SUPPLIED RECORDS:
________________________

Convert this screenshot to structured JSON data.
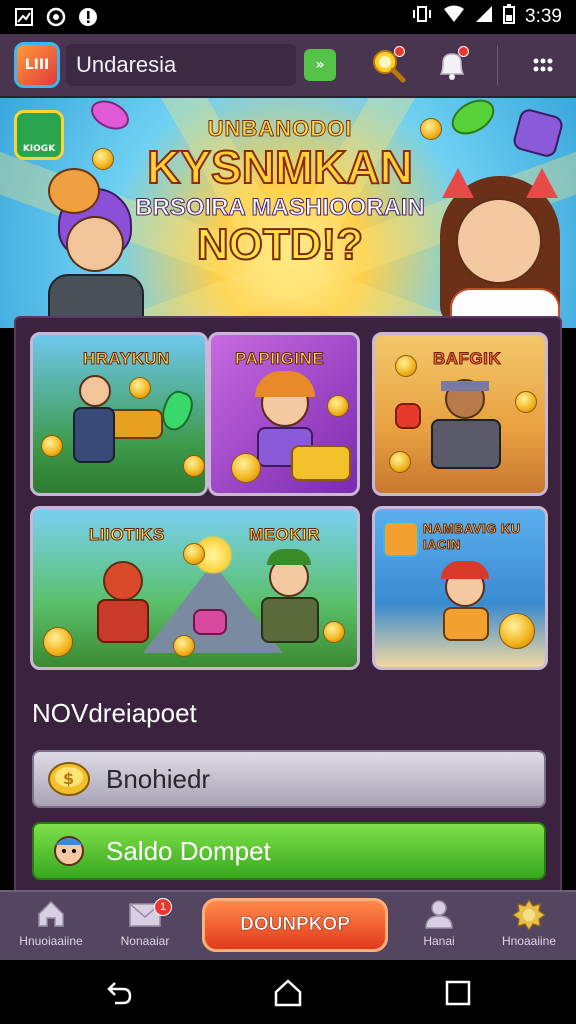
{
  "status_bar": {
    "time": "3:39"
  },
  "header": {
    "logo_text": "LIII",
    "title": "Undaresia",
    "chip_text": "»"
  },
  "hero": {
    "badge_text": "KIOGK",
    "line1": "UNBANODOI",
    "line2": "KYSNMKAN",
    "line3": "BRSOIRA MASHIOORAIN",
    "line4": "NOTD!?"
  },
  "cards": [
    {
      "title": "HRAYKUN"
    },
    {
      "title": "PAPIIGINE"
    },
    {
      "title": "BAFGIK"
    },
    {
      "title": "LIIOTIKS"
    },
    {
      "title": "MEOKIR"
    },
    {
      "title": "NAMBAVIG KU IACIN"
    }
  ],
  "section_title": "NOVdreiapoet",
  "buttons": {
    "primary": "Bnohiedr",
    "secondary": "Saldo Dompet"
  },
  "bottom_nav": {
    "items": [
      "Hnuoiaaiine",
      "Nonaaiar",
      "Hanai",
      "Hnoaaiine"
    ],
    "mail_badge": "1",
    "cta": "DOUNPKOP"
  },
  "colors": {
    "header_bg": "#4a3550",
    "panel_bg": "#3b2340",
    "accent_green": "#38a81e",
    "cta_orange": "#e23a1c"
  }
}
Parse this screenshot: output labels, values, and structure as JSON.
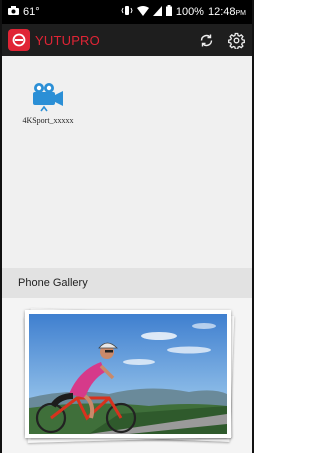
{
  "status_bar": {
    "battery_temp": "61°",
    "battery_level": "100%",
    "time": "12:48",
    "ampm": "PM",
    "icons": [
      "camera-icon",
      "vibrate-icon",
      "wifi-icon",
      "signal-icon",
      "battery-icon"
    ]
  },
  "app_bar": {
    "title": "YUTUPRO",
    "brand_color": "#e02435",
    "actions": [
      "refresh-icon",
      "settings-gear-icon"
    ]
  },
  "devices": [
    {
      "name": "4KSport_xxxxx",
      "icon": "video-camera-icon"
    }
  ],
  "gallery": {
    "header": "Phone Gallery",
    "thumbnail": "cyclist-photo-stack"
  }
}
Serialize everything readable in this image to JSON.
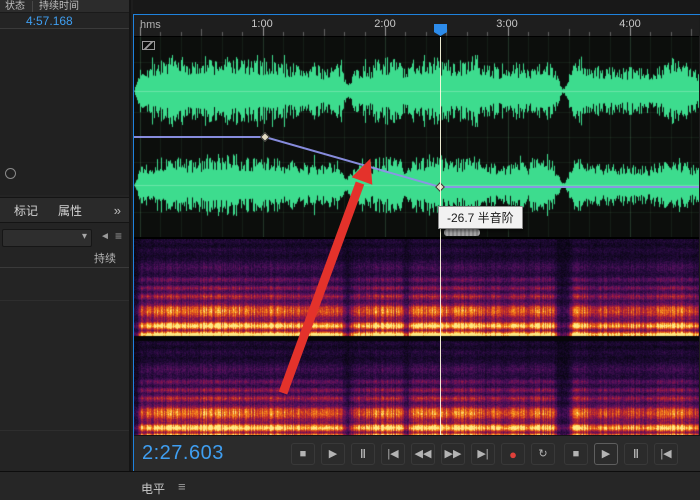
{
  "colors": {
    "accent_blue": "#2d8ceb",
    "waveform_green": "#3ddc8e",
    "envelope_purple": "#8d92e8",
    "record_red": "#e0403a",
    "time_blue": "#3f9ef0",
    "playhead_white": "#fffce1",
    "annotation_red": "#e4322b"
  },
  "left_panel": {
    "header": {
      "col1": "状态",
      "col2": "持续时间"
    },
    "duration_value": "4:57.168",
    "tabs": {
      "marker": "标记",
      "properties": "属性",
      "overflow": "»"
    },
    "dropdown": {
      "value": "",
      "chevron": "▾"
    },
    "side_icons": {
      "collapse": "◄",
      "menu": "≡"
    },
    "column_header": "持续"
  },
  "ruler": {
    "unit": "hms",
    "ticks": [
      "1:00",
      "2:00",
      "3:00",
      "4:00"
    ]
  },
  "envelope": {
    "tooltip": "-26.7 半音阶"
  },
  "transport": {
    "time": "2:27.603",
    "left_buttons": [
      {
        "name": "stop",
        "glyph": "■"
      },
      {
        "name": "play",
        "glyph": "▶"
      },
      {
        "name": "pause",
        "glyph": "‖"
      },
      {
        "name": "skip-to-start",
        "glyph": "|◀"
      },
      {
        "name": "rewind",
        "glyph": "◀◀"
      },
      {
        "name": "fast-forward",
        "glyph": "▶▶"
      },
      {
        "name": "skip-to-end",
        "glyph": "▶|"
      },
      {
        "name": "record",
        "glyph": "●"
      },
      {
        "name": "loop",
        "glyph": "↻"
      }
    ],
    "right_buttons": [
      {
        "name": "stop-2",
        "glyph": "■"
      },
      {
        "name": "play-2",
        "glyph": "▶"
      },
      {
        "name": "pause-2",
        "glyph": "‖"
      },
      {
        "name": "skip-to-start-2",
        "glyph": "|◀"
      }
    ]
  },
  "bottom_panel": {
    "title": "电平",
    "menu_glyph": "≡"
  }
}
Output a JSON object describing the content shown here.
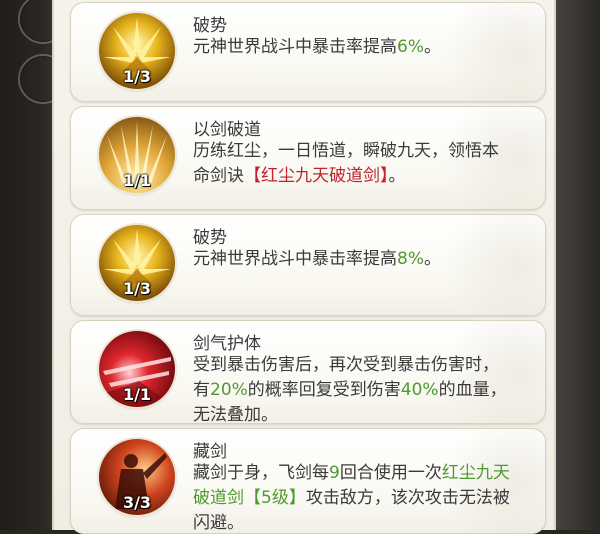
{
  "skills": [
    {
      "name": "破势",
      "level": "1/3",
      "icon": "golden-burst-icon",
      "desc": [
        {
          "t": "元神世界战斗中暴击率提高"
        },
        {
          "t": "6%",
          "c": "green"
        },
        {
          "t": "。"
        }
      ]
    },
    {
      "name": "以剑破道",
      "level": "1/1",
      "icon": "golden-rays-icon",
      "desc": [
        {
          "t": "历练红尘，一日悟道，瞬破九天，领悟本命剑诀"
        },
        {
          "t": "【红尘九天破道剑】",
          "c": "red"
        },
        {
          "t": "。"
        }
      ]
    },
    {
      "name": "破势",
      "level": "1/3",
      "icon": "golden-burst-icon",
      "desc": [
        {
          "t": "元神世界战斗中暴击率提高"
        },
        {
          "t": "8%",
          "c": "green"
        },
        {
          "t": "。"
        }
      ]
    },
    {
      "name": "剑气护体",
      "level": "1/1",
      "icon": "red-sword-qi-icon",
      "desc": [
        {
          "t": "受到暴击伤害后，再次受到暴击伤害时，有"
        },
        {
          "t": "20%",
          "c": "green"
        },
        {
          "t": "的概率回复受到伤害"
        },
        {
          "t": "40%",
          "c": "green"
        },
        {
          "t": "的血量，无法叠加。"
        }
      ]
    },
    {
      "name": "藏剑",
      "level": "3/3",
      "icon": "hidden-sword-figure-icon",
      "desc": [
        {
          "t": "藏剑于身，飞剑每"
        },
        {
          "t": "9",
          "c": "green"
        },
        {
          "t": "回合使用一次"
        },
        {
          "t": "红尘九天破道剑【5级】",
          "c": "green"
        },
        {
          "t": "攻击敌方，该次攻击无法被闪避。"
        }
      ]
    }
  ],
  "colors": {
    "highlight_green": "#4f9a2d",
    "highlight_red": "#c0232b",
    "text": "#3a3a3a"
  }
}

________________________

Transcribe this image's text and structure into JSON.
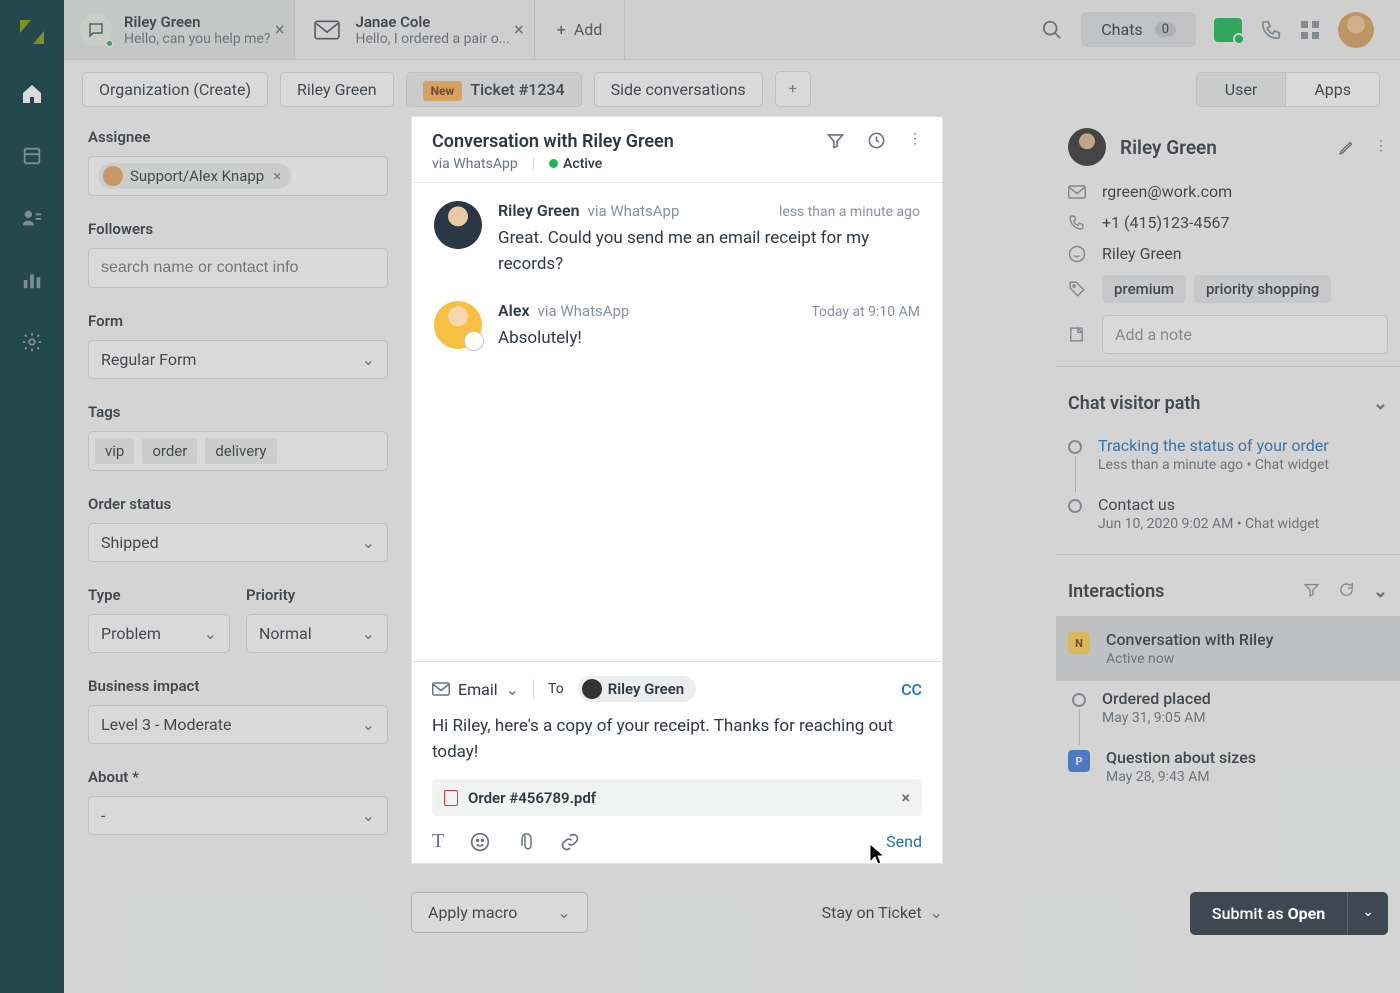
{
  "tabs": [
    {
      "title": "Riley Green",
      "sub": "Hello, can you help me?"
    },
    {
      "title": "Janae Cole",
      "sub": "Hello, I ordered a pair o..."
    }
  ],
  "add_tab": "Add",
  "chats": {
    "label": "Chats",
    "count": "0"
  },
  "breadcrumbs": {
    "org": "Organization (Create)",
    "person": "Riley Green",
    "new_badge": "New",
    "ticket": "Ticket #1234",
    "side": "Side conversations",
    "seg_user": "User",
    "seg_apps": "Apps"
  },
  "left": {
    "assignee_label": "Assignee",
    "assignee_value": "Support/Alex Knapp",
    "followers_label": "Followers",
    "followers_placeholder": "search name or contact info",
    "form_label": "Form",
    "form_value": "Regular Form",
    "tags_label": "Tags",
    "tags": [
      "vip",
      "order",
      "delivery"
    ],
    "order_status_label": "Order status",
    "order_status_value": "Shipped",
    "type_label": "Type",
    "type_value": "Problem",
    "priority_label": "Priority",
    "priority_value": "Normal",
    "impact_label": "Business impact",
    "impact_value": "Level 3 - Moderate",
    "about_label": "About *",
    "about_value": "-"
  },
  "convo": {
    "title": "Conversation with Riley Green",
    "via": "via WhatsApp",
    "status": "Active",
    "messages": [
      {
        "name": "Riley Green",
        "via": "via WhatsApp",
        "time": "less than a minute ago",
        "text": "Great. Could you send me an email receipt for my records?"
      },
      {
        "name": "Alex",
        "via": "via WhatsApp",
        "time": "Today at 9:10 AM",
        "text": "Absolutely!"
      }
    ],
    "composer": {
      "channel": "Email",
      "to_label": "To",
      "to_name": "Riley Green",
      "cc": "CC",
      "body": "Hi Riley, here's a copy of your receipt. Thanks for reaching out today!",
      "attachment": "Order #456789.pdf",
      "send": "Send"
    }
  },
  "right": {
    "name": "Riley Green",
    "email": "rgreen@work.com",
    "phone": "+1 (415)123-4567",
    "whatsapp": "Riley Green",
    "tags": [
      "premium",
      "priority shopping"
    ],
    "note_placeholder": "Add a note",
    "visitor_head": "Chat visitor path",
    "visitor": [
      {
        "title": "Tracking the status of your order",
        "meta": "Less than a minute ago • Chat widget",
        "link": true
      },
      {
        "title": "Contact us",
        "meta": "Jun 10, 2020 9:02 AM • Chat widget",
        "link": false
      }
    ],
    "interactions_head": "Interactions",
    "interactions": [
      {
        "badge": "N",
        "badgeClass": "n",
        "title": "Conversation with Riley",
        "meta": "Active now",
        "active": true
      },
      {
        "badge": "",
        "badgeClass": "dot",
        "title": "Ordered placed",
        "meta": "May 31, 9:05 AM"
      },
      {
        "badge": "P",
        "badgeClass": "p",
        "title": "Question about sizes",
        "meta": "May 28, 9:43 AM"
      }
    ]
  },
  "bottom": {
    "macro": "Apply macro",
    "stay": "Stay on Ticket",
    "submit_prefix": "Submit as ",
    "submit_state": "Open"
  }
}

________________________

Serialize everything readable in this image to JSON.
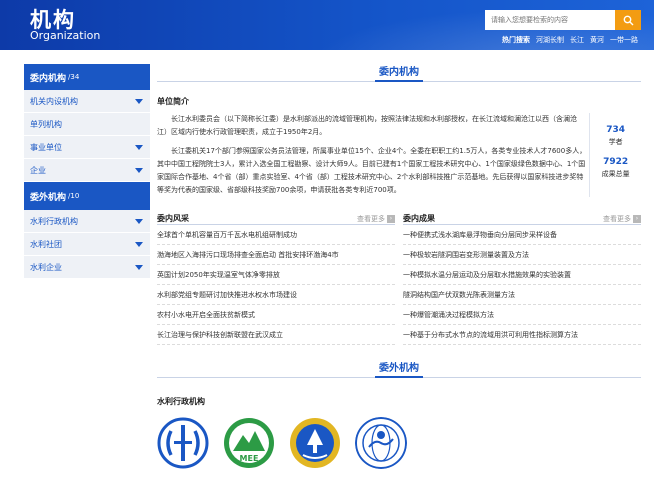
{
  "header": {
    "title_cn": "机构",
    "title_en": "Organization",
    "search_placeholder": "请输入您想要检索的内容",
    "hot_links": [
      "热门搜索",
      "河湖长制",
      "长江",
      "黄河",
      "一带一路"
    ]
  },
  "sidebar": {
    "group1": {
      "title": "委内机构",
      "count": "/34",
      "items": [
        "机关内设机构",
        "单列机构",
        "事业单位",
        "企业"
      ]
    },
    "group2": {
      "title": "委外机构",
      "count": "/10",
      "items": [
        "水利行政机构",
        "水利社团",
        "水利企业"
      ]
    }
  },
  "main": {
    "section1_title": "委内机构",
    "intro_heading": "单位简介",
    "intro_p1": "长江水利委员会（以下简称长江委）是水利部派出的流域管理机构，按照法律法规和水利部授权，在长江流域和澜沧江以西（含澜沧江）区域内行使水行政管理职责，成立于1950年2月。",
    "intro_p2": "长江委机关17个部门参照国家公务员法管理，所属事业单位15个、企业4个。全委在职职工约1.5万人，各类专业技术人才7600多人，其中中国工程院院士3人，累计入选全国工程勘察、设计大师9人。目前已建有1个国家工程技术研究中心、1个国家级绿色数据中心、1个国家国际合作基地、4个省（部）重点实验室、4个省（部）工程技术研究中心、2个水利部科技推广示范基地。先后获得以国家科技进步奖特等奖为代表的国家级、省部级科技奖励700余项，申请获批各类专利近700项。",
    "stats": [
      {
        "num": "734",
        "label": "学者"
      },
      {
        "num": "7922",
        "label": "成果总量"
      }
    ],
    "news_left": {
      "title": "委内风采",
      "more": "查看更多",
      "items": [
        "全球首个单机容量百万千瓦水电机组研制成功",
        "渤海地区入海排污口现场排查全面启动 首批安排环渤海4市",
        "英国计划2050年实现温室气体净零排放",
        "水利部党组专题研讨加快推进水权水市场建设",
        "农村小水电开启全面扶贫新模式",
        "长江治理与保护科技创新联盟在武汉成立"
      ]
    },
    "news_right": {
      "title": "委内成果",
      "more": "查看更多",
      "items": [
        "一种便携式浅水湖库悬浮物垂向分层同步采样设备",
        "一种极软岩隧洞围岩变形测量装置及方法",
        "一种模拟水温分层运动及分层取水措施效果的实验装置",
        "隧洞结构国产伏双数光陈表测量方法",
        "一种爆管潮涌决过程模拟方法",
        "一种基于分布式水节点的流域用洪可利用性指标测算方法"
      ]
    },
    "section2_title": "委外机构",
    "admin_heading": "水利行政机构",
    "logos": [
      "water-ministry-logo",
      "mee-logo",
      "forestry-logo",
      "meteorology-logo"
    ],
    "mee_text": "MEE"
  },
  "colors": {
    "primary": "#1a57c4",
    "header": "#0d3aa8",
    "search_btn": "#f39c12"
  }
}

________________________

Scan the records above for the string "here", then report every line that contains it.

FINISHED ANSWER:
Output a JSON object describing the content shown here.
      "body": "Hi Riley, here's a copy of your receipt. Thanks for reaching out today!",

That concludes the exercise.